Exercise aim
In the material below, find all lines with the string "this" and copy them.

Entries with figure data
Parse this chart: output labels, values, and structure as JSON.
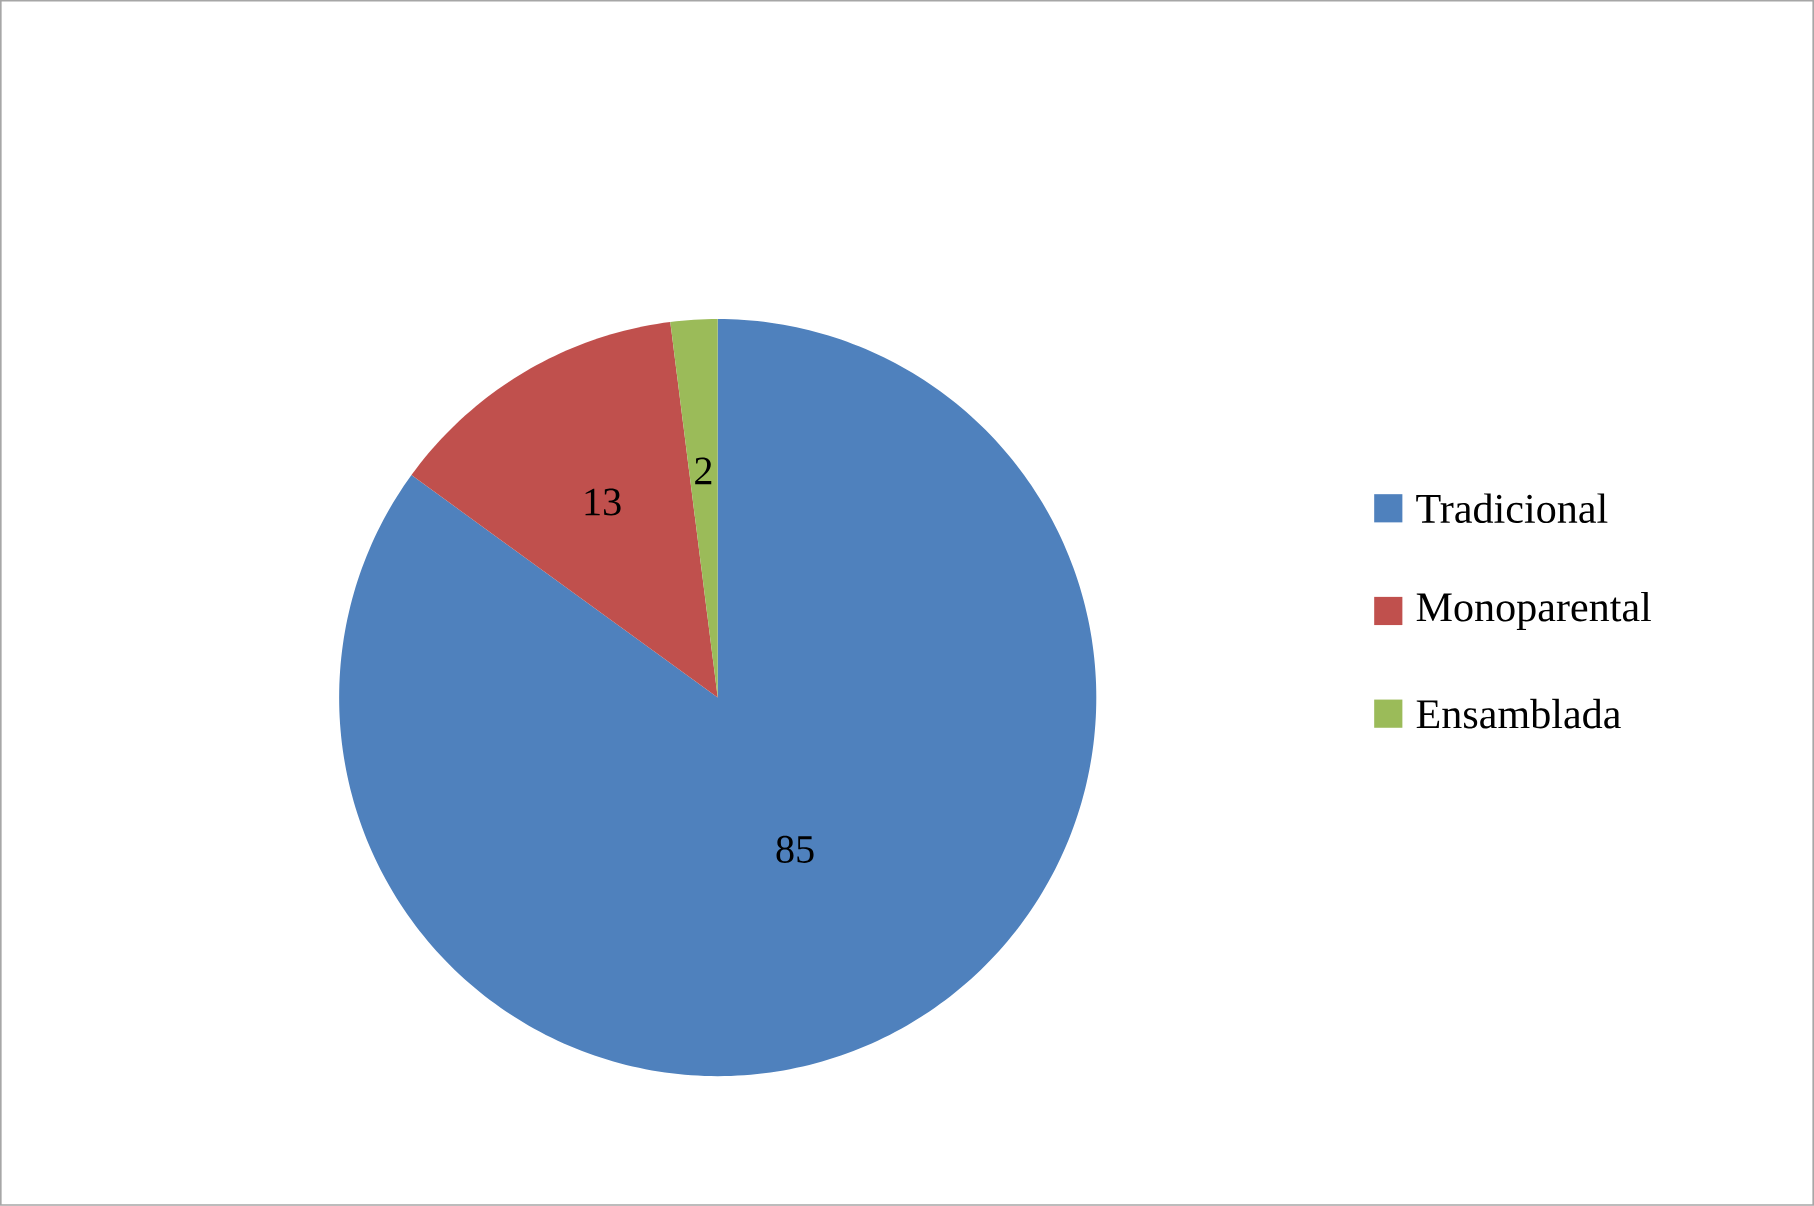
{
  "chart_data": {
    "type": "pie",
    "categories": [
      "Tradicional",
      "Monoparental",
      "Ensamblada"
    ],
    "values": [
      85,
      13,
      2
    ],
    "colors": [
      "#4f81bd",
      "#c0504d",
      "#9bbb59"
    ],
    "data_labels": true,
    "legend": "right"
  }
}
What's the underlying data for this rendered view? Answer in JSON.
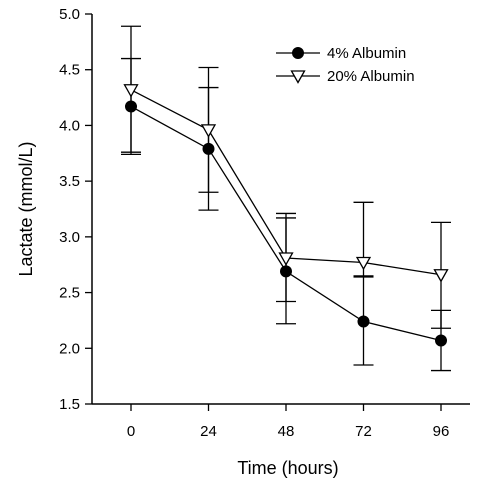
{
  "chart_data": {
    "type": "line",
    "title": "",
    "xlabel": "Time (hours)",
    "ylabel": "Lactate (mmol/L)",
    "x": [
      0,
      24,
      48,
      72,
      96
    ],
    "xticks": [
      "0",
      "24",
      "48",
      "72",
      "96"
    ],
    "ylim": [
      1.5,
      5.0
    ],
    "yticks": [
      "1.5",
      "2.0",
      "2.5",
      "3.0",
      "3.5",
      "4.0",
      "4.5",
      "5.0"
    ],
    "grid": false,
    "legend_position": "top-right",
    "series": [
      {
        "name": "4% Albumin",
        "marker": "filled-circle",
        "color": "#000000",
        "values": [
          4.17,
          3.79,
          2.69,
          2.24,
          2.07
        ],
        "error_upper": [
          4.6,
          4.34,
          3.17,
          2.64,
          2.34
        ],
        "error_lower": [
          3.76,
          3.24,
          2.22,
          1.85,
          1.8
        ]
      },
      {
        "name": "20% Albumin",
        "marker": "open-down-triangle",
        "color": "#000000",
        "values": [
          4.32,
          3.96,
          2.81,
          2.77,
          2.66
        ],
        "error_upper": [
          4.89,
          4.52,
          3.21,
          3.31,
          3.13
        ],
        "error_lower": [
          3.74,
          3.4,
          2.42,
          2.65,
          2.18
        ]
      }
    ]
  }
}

Exercise solution
Parse this chart: output labels, values, and structure as JSON.
What's the underlying data for this rendered view? Answer in JSON.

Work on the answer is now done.